- What to work on
Read the records below and copy each line that contains "Heliocentric".

- Task input
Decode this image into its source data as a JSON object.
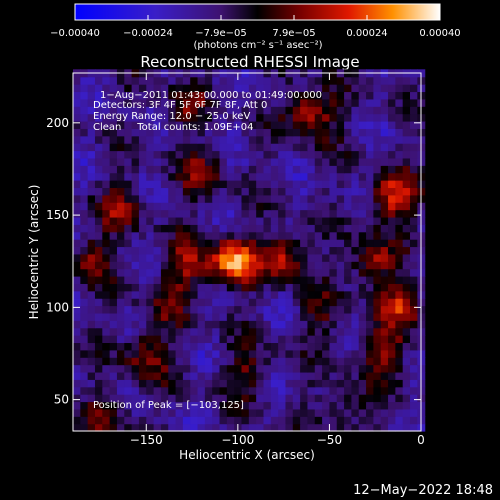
{
  "chart_data": {
    "type": "heatmap",
    "title": "Reconstructed RHESSI Image",
    "xlabel": "Heliocentric X (arcsec)",
    "ylabel": "Heliocentric Y (arcsec)",
    "xlim": [
      -190,
      0
    ],
    "ylim": [
      33,
      227
    ],
    "x_ticks": [
      -150,
      -100,
      -50,
      0
    ],
    "x_tick_labels": [
      "−150",
      "−100",
      "−50",
      "0"
    ],
    "y_ticks": [
      50,
      100,
      150,
      200
    ],
    "y_tick_labels": [
      "50",
      "100",
      "150",
      "200"
    ],
    "colorbar": {
      "range": [
        -0.0004,
        0.0004
      ],
      "tick_labels": [
        "−0.00040",
        "−0.00024",
        "−7.9e−05",
        "7.9e−05",
        "0.00024",
        "0.00040"
      ],
      "units_label": "(photons cm⁻² s⁻¹ asec⁻²)"
    },
    "annotations": {
      "time": "1−Aug−2011 01:43:00.000 to 01:49:00.000",
      "detectors": "Detectors: 3F 4F 5F 6F 7F 8F, Att 0",
      "energy": "Energy Range: 12.0 − 25.0 keV",
      "clean": "Clean     Total counts: 1.09E+04",
      "peak": "Position of Peak = [−103,125]"
    },
    "peak": {
      "x": -103,
      "y": 125
    },
    "bright_sources": [
      {
        "x": -103,
        "y": 125,
        "amp": 0.00038
      },
      {
        "x": -75,
        "y": 128,
        "amp": 0.00028
      },
      {
        "x": -128,
        "y": 122,
        "amp": 0.00022
      },
      {
        "x": -60,
        "y": 206,
        "amp": 0.0003
      },
      {
        "x": -15,
        "y": 160,
        "amp": 0.0003
      },
      {
        "x": -10,
        "y": 102,
        "amp": 0.00026
      },
      {
        "x": -28,
        "y": 125,
        "amp": 0.00024
      },
      {
        "x": -20,
        "y": 75,
        "amp": 0.00022
      },
      {
        "x": -150,
        "y": 75,
        "amp": 0.0002
      },
      {
        "x": -180,
        "y": 128,
        "amp": 0.00018
      },
      {
        "x": -165,
        "y": 155,
        "amp": 0.00016
      },
      {
        "x": -120,
        "y": 172,
        "amp": 0.00016
      },
      {
        "x": -130,
        "y": 208,
        "amp": 0.00014
      },
      {
        "x": -95,
        "y": 65,
        "amp": 0.00016
      },
      {
        "x": -40,
        "y": 45,
        "amp": 0.00014
      },
      {
        "x": -170,
        "y": 42,
        "amp": 0.00014
      },
      {
        "x": -55,
        "y": 95,
        "amp": 0.00012
      },
      {
        "x": -140,
        "y": 100,
        "amp": 0.00012
      }
    ]
  },
  "footer": {
    "datetime": "12−May−2022 18:48"
  }
}
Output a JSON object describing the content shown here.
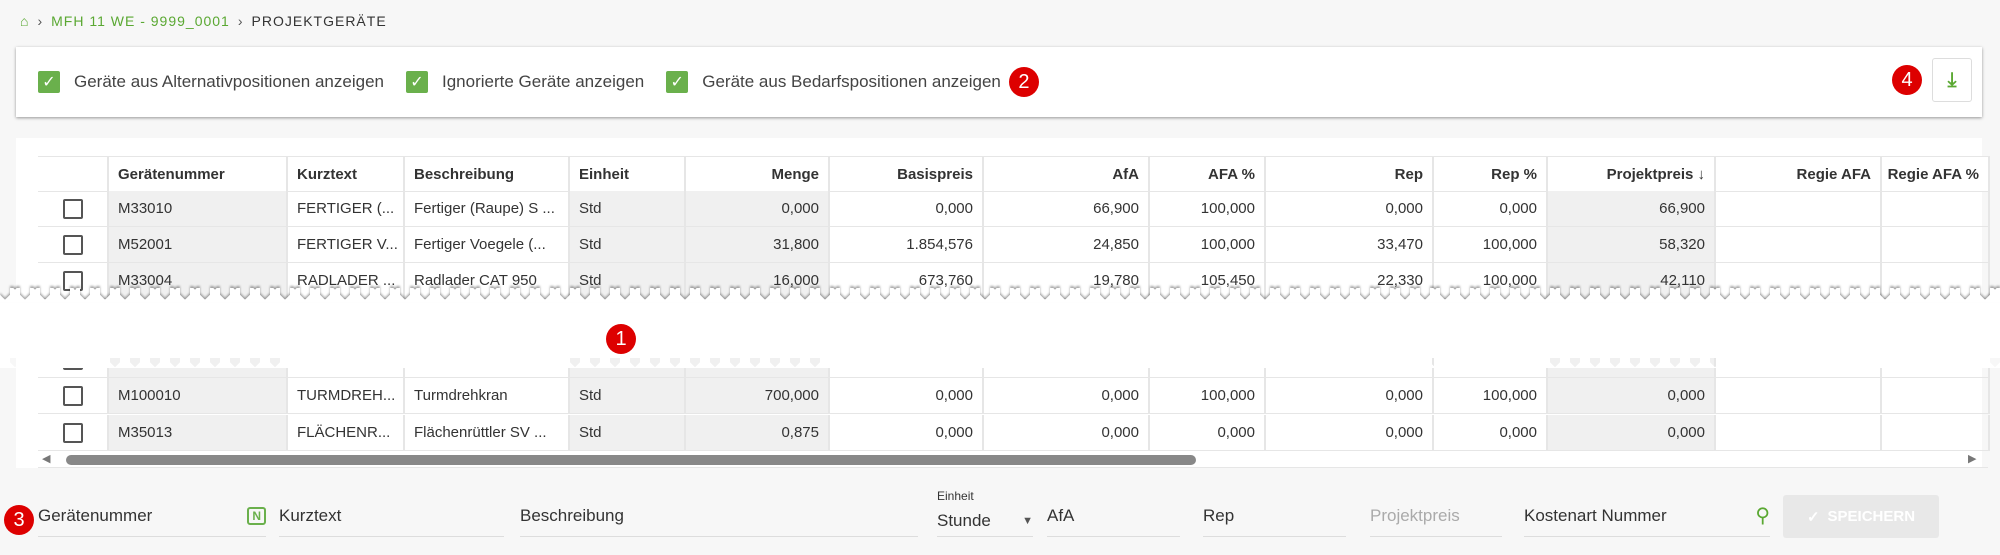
{
  "breadcrumb": {
    "home_icon": "home-icon",
    "project": "MFH 11 WE - 9999_0001",
    "current": "PROJEKTGERÄTE"
  },
  "filters": [
    {
      "label": "Geräte aus Alternativpositionen anzeigen",
      "checked": true
    },
    {
      "label": "Ignorierte Geräte anzeigen",
      "checked": true
    },
    {
      "label": "Geräte aus Bedarfspositionen anzeigen",
      "checked": true
    }
  ],
  "annotations": [
    "1",
    "2",
    "3",
    "4"
  ],
  "download_icon": "download-icon",
  "table": {
    "columns": [
      "",
      "Gerätenummer",
      "Kurztext",
      "Beschreibung",
      "Einheit",
      "Menge",
      "Basispreis",
      "AfA",
      "AFA %",
      "Rep",
      "Rep %",
      "Projektpreis ↓",
      "Regie AFA",
      "Regie AFA %"
    ],
    "rows_top": [
      [
        "M33010",
        "FERTIGER (...",
        "Fertiger (Raupe) S ...",
        "Std",
        "0,000",
        "0,000",
        "66,900",
        "100,000",
        "0,000",
        "0,000",
        "66,900",
        "",
        ""
      ],
      [
        "M52001",
        "FERTIGER V...",
        "Fertiger Voegele (...",
        "Std",
        "31,800",
        "1.854,576",
        "24,850",
        "100,000",
        "33,470",
        "100,000",
        "58,320",
        "",
        ""
      ],
      [
        "M33004",
        "RADLADER ...",
        "Radlader CAT 950",
        "Std",
        "16,000",
        "673,760",
        "19,780",
        "105,450",
        "22,330",
        "100,000",
        "42,110",
        "",
        ""
      ]
    ],
    "rows_bottom": [
      [
        "M100010",
        "TURMDREH...",
        "Turmdrehkran",
        "Std",
        "700,000",
        "0,000",
        "0,000",
        "100,000",
        "0,000",
        "100,000",
        "0,000",
        "",
        ""
      ],
      [
        "M35013",
        "FLÄCHENR...",
        "Flächenrüttler SV ...",
        "Std",
        "0,875",
        "0,000",
        "0,000",
        "0,000",
        "0,000",
        "0,000",
        "0,000",
        "",
        ""
      ]
    ]
  },
  "form": {
    "geraetenummer": "Gerätenummer",
    "n_icon": "N",
    "kurztext": "Kurztext",
    "beschreibung": "Beschreibung",
    "einheit_label": "Einheit",
    "einheit_value": "Stunde",
    "afa": "AfA",
    "rep": "Rep",
    "projektpreis": "Projektpreis",
    "kostenart": "Kostenart Nummer",
    "save": "SPEICHERN"
  }
}
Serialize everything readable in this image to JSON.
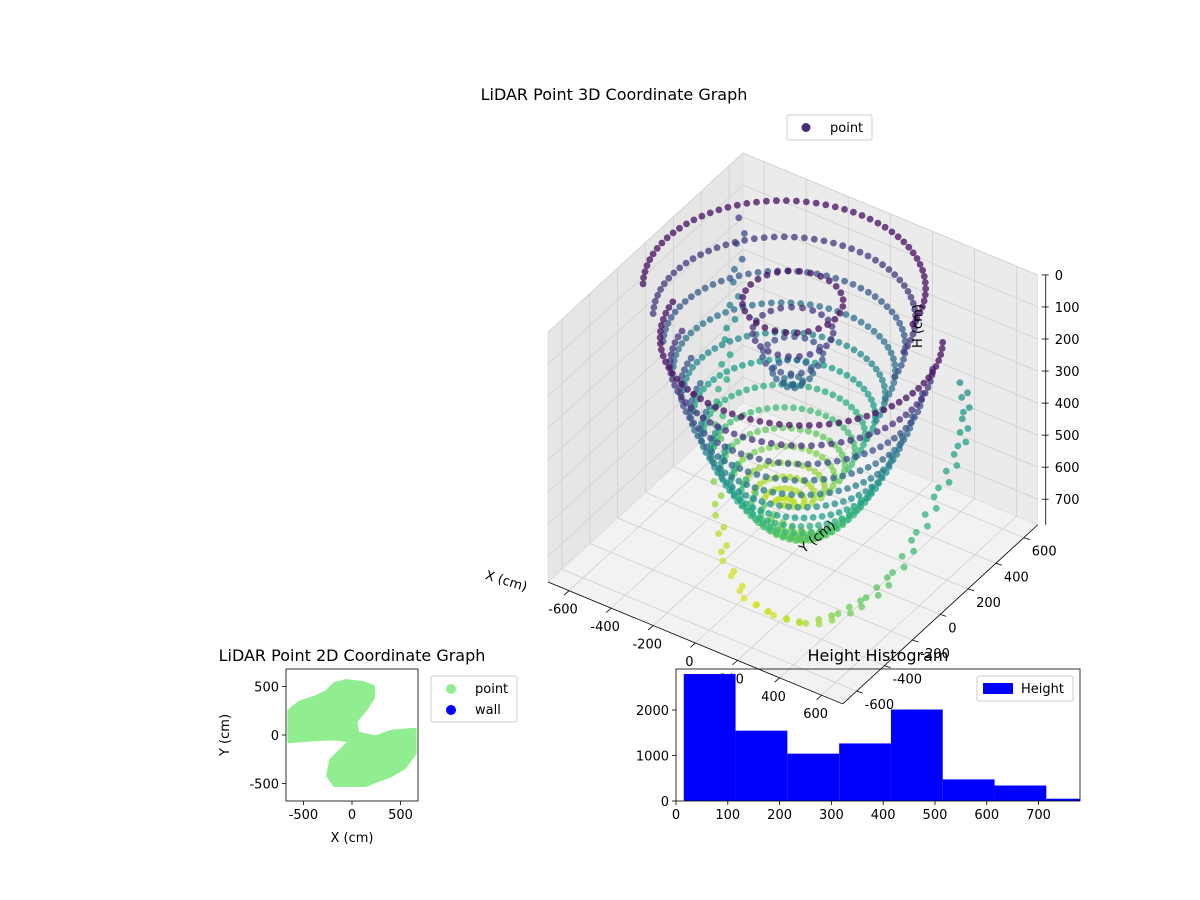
{
  "chart_data": [
    {
      "type": "scatter",
      "projection": "3d",
      "title": "LiDAR Point 3D Coordinate Graph",
      "xlabel": "X (cm)",
      "ylabel": "Y (cm)",
      "zlabel": "H (cm)",
      "xlim": [
        -700,
        700
      ],
      "ylim": [
        -700,
        700
      ],
      "zlim": [
        0,
        780
      ],
      "z_inverted": true,
      "x_ticks": [
        -600,
        -400,
        -200,
        0,
        200,
        400,
        600
      ],
      "y_ticks": [
        -600,
        -400,
        -200,
        0,
        200,
        400,
        600
      ],
      "z_ticks": [
        0,
        100,
        200,
        300,
        400,
        500,
        600,
        700
      ],
      "colormap": "viridis",
      "grid": true,
      "legend": {
        "position": "top-right",
        "entries": [
          "point"
        ]
      },
      "series": [
        {
          "name": "point",
          "color": "#472c7a",
          "description_shape": "two bowl-shaped surfaces of points, heights 0-780 cm",
          "scatter_floor_ring": [
            [
              -640,
              600,
              150
            ],
            [
              -600,
              500,
              300
            ],
            [
              -560,
              380,
              420
            ],
            [
              -480,
              200,
              520
            ],
            [
              -380,
              20,
              600
            ],
            [
              -260,
              -140,
              680
            ],
            [
              -120,
              -300,
              720
            ],
            [
              60,
              -420,
              740
            ],
            [
              240,
              -480,
              720
            ],
            [
              420,
              -520,
              680
            ],
            [
              560,
              -500,
              620
            ],
            [
              640,
              -420,
              580
            ],
            [
              660,
              -260,
              560
            ],
            [
              640,
              -60,
              520
            ],
            [
              600,
              160,
              480
            ],
            [
              560,
              360,
              440
            ],
            [
              480,
              520,
              420
            ],
            [
              380,
              640,
              380
            ]
          ]
        }
      ]
    },
    {
      "type": "scatter",
      "title": "LiDAR Point 2D Coordinate Graph",
      "xlabel": "X (cm)",
      "ylabel": "Y (cm)",
      "xlim": [
        -680,
        680
      ],
      "ylim": [
        -680,
        680
      ],
      "x_ticks": [
        -500,
        0,
        500
      ],
      "y_ticks": [
        -500,
        0,
        500
      ],
      "legend": {
        "position": "outside-right",
        "entries": [
          "point",
          "wall"
        ]
      },
      "series": [
        {
          "name": "point",
          "color": "#90ee90",
          "region_outline": [
            [
              -650,
              250
            ],
            [
              -540,
              340
            ],
            [
              -380,
              390
            ],
            [
              -260,
              450
            ],
            [
              -180,
              530
            ],
            [
              -60,
              560
            ],
            [
              120,
              540
            ],
            [
              220,
              500
            ],
            [
              220,
              380
            ],
            [
              140,
              260
            ],
            [
              40,
              140
            ],
            [
              60,
              20
            ],
            [
              240,
              -20
            ],
            [
              420,
              40
            ],
            [
              650,
              60
            ],
            [
              650,
              -190
            ],
            [
              540,
              -340
            ],
            [
              400,
              -420
            ],
            [
              240,
              -480
            ],
            [
              140,
              -520
            ],
            [
              -180,
              -520
            ],
            [
              -250,
              -420
            ],
            [
              -220,
              -260
            ],
            [
              -100,
              -140
            ],
            [
              -20,
              -60
            ],
            [
              -180,
              -40
            ],
            [
              -400,
              -50
            ],
            [
              -650,
              -70
            ]
          ]
        },
        {
          "name": "wall",
          "color": "#0000ff",
          "values": []
        }
      ]
    },
    {
      "type": "bar",
      "subtype": "histogram",
      "title": "Height Histogram",
      "xlabel": "",
      "ylabel": "",
      "xlim": [
        0,
        780
      ],
      "ylim": [
        0,
        2900
      ],
      "x_ticks": [
        0,
        100,
        200,
        300,
        400,
        500,
        600,
        700
      ],
      "y_ticks": [
        0,
        1000,
        2000
      ],
      "bin_edges": [
        15,
        115,
        215,
        315,
        415,
        515,
        615,
        715,
        815
      ],
      "values": [
        2790,
        1545,
        1040,
        1265,
        2010,
        475,
        340,
        50
      ],
      "legend": {
        "position": "top-right",
        "entries": [
          "Height"
        ]
      },
      "series": [
        {
          "name": "Height",
          "color": "#0000ff"
        }
      ]
    }
  ]
}
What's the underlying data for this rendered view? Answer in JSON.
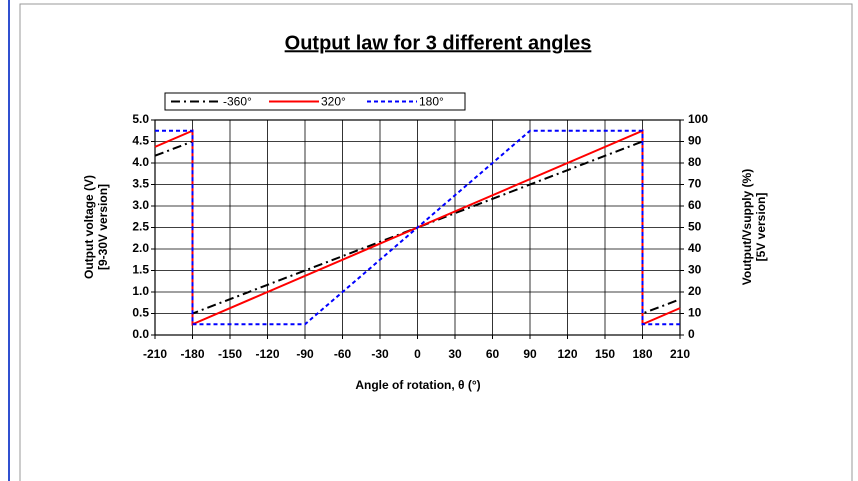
{
  "chart_data": {
    "type": "line",
    "title": "Output law for 3 different angles",
    "x_label": "Angle of rotation, θ (°)",
    "y_label": [
      "Output voltage (V)",
      "[9-30V version]"
    ],
    "y2_label": [
      "Voutput/Vsupply (%)",
      "[5V version]"
    ],
    "grid": true,
    "legend": "top-left",
    "series": [
      {
        "name": "-360°",
        "color": "#000000",
        "dash": "dashdot",
        "x": [
          -210,
          -180,
          -180,
          180,
          180,
          210
        ],
        "values": [
          4.17,
          4.5,
          0.5,
          4.5,
          0.5,
          0.83
        ]
      },
      {
        "name": "320°",
        "color": "#ff0000",
        "dash": "solid",
        "x": [
          -210,
          -180,
          -180,
          180,
          180,
          210
        ],
        "values": [
          4.375,
          4.75,
          0.25,
          4.75,
          0.25,
          0.625
        ]
      },
      {
        "name": "180°",
        "color": "#0000ff",
        "dash": "dashed",
        "x": [
          -210,
          -180,
          -180,
          -90,
          90,
          180,
          180,
          210
        ],
        "values": [
          4.75,
          4.75,
          0.25,
          0.25,
          4.75,
          4.75,
          0.25,
          0.25
        ]
      }
    ],
    "xlim": [
      -210,
      210
    ],
    "xticks": [
      -210,
      -180,
      -150,
      -120,
      -90,
      -60,
      -30,
      0,
      30,
      60,
      90,
      120,
      150,
      180,
      210
    ],
    "ylim": [
      0,
      5
    ],
    "yticks": [
      {
        "value": 0,
        "label": "0.0"
      },
      0.5,
      {
        "value": 1,
        "label": "1.0"
      },
      1.5,
      {
        "value": 2,
        "label": "2.0"
      },
      2.5,
      {
        "value": 3,
        "label": "3.0"
      },
      3.5,
      {
        "value": 4,
        "label": "4.0"
      },
      4.5,
      {
        "value": 5,
        "label": "5.0"
      }
    ],
    "y2lim": [
      0,
      100
    ],
    "y2ticks": [
      0,
      10,
      20,
      30,
      40,
      50,
      60,
      70,
      80,
      90,
      100
    ]
  }
}
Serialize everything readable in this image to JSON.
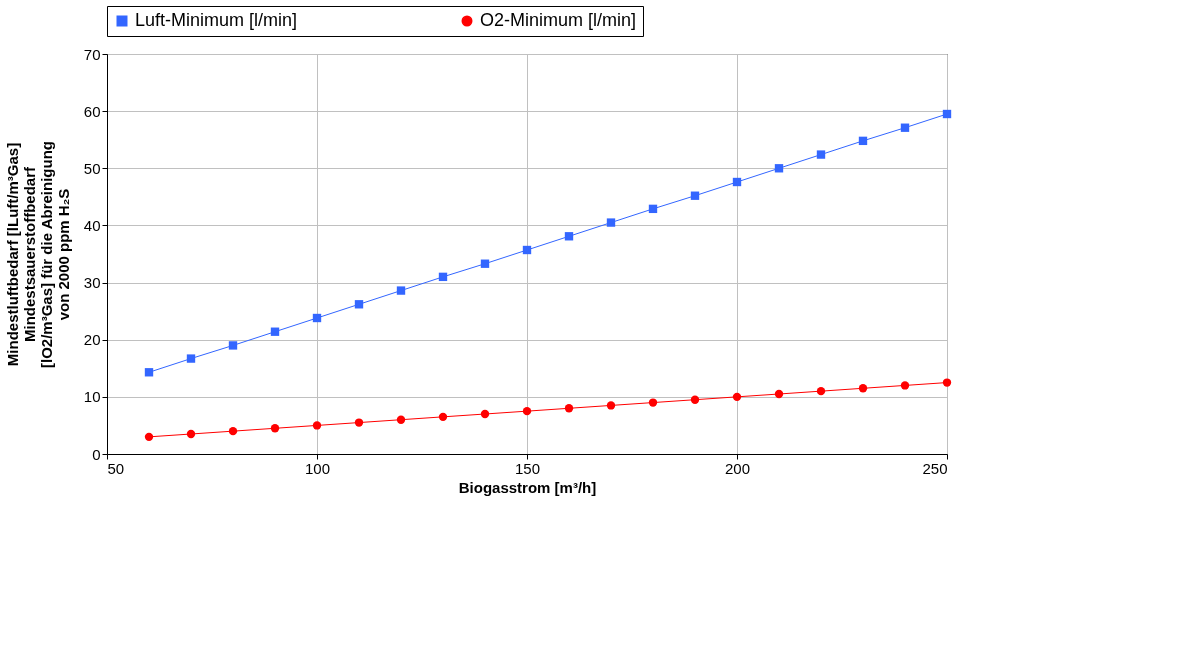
{
  "chart_data": {
    "type": "line",
    "xlabel": "Biogasstrom [m³/h]",
    "ylabel": [
      "Mindestluftbedarf [lLuft/m³Gas]",
      "Mindestsauerstoffbedarf",
      "[lO2/m³Gas] für die Abreinigung",
      "von 2000 ppm  H₂S"
    ],
    "x": [
      60,
      70,
      80,
      90,
      100,
      110,
      120,
      130,
      140,
      150,
      160,
      170,
      180,
      190,
      200,
      210,
      220,
      230,
      240,
      250
    ],
    "series": [
      {
        "name": "Luft-Minimum [l/min]",
        "color": "#3366ff",
        "marker": "square",
        "values": [
          14.3,
          16.7,
          19.0,
          21.4,
          23.8,
          26.2,
          28.6,
          31.0,
          33.3,
          35.7,
          38.1,
          40.5,
          42.9,
          45.2,
          47.6,
          50.0,
          52.4,
          54.8,
          57.1,
          59.5
        ]
      },
      {
        "name": "O2-Minimum [l/min]",
        "color": "#ff0000",
        "marker": "circle",
        "values": [
          3,
          3.5,
          4,
          4.5,
          5,
          5.5,
          6,
          6.5,
          7,
          7.5,
          8,
          8.5,
          9,
          9.5,
          10,
          10.5,
          11,
          11.5,
          12,
          12.5
        ]
      }
    ],
    "xlim": [
      50,
      250
    ],
    "xticks": [
      50,
      100,
      150,
      200,
      250
    ],
    "ylim": [
      0,
      70
    ],
    "yticks": [
      0,
      10,
      20,
      30,
      40,
      50,
      60,
      70
    ],
    "grid": true,
    "legend": "top",
    "line_style": "solid"
  }
}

- Output below
    "xlabel": "Heliocentric X (arcsec)",
    "ylabel": "Heliocentric Y (arcsec)",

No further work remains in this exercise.